'''

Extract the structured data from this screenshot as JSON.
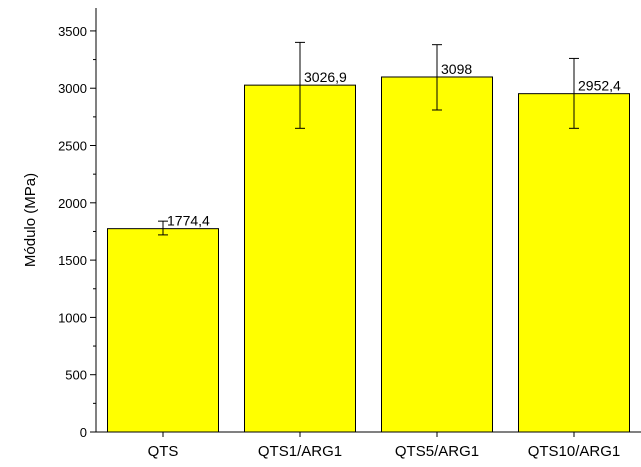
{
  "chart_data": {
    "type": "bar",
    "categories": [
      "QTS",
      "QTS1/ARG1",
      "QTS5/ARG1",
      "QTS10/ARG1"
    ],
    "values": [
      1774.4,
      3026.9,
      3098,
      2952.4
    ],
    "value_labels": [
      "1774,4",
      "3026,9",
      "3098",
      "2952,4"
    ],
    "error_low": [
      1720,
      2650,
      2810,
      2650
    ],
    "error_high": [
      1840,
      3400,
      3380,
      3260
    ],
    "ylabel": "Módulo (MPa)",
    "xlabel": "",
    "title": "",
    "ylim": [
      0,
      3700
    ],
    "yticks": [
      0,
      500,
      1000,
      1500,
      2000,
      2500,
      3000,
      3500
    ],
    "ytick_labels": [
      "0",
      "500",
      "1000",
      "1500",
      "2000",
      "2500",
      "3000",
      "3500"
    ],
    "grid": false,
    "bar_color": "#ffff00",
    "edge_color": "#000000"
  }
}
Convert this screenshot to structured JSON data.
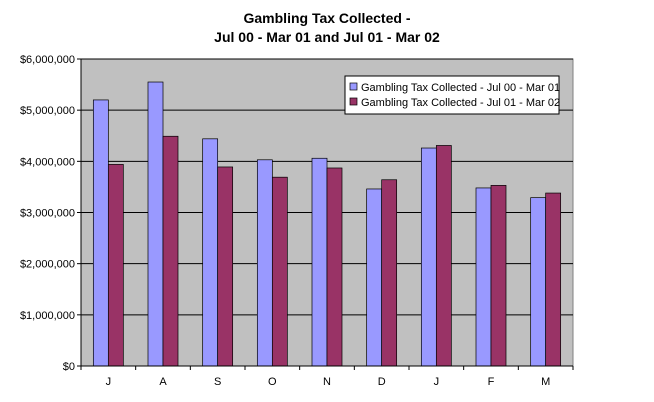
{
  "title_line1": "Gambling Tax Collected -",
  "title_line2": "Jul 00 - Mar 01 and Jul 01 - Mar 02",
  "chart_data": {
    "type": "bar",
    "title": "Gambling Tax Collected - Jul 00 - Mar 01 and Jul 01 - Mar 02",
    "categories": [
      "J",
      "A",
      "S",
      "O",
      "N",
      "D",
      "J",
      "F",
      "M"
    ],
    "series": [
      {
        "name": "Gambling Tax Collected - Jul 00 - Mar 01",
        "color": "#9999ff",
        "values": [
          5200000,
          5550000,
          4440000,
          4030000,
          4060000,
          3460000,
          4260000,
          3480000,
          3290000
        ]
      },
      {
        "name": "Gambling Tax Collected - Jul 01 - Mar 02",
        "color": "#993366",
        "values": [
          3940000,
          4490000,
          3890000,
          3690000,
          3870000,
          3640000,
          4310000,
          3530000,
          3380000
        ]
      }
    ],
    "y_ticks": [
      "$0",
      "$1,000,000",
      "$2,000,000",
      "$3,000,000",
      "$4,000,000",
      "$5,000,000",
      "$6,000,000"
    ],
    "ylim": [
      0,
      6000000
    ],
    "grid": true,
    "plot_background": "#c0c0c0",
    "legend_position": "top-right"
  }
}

'''

Find the number of lines in which the word "this" occurs, and write nothing but that number.

■ Correct output:
2